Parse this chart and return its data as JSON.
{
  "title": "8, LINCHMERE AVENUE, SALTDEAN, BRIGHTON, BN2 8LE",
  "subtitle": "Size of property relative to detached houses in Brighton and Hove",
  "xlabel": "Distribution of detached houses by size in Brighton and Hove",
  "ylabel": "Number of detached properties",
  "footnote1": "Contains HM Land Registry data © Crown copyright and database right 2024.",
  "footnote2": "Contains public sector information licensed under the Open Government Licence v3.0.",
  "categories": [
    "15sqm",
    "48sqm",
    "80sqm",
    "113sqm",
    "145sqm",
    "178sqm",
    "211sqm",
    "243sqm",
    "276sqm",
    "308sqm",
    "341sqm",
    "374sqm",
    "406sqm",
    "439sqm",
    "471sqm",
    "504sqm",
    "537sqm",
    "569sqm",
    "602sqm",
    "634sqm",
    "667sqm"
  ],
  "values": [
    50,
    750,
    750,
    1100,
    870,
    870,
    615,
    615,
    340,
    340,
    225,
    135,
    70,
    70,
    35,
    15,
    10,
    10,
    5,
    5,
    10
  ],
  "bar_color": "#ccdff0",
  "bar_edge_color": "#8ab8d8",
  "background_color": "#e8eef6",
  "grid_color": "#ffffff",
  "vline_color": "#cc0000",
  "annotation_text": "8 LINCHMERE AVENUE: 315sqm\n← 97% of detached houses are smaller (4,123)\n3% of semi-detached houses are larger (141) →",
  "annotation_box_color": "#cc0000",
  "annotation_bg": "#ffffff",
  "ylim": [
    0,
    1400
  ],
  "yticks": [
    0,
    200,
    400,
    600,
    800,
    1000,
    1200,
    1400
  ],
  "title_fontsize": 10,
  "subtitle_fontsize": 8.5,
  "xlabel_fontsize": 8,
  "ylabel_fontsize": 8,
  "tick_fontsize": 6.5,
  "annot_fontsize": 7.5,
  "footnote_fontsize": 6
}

---

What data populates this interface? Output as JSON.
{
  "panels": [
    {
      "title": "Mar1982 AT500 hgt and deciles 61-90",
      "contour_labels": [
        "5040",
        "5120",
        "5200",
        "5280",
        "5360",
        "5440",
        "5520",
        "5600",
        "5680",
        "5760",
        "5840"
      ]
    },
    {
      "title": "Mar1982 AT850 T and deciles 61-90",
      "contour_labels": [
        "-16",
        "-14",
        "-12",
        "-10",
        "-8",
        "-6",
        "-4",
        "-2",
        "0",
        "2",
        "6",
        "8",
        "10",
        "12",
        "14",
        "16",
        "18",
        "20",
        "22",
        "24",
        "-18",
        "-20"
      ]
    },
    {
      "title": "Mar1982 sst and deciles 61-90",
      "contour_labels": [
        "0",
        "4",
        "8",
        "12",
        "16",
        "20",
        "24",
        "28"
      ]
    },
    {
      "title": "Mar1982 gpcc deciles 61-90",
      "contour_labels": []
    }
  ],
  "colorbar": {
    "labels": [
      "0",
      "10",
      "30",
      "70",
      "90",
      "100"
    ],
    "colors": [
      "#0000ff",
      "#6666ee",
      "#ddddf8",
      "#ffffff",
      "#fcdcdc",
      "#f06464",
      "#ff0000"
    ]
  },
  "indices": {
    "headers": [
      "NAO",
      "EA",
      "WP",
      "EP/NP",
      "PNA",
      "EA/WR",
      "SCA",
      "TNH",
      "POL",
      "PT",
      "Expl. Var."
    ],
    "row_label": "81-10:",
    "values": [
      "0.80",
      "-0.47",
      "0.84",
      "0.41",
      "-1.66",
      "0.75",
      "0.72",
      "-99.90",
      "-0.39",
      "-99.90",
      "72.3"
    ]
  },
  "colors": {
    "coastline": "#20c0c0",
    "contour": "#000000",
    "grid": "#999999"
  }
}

---

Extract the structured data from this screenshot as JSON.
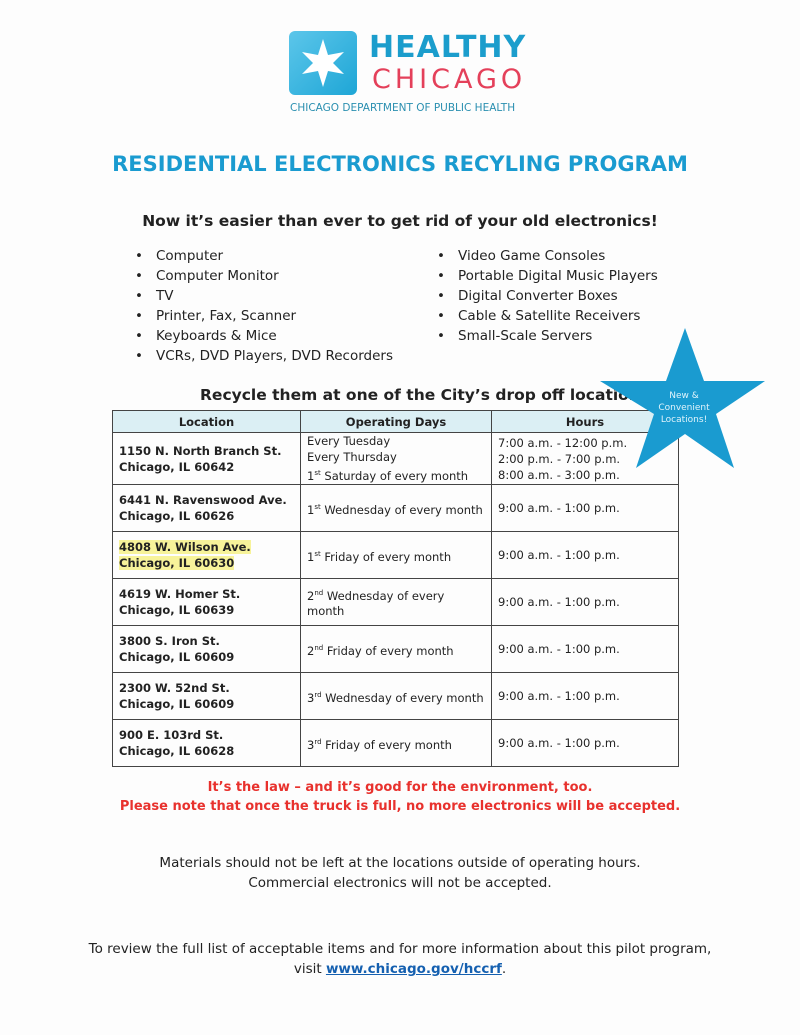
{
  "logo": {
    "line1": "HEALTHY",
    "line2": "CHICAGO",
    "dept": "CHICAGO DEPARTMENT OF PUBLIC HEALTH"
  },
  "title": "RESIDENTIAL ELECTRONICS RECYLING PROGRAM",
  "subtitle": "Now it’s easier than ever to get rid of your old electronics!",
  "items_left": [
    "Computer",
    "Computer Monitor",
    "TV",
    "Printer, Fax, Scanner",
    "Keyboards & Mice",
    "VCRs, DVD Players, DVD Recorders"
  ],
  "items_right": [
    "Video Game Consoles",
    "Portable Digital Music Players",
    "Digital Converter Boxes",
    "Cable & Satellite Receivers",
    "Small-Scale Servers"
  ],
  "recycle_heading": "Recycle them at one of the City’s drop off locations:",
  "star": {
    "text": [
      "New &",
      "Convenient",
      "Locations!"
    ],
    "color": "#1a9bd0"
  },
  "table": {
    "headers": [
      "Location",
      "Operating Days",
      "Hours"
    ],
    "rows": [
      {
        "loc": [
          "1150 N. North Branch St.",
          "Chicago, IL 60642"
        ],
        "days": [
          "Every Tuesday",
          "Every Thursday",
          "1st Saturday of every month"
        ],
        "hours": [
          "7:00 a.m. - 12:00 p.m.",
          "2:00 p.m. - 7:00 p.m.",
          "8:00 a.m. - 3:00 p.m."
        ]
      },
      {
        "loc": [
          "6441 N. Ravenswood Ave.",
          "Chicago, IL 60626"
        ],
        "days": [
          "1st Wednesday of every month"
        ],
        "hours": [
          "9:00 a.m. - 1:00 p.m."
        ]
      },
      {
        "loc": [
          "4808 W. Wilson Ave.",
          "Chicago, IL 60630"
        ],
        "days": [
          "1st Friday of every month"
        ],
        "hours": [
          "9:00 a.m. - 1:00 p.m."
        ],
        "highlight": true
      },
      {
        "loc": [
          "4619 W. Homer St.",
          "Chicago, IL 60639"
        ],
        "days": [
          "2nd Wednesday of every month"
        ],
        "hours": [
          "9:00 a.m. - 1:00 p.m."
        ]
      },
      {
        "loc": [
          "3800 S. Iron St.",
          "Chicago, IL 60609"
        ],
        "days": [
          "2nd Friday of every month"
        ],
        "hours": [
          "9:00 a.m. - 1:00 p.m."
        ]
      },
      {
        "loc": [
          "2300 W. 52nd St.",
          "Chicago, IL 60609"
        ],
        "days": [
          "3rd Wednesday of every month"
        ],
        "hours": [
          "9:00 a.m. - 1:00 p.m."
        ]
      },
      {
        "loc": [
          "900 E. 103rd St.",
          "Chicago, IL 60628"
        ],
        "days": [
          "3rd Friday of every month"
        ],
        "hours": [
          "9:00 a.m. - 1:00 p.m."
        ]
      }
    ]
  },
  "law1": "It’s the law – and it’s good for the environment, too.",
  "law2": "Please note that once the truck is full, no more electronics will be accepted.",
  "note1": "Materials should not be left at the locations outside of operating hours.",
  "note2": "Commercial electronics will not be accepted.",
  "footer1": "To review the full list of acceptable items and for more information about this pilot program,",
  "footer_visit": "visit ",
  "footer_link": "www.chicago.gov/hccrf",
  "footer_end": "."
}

---

Given problem
Search the preceding listing for the word "information" and pull out every line that holds it.

Written reply
  "footnote2": "Contains public sector information licensed under the Open Government Licence v3.0.",
  "footer1": "To review the full list of acceptable items and for more information about this pilot program,",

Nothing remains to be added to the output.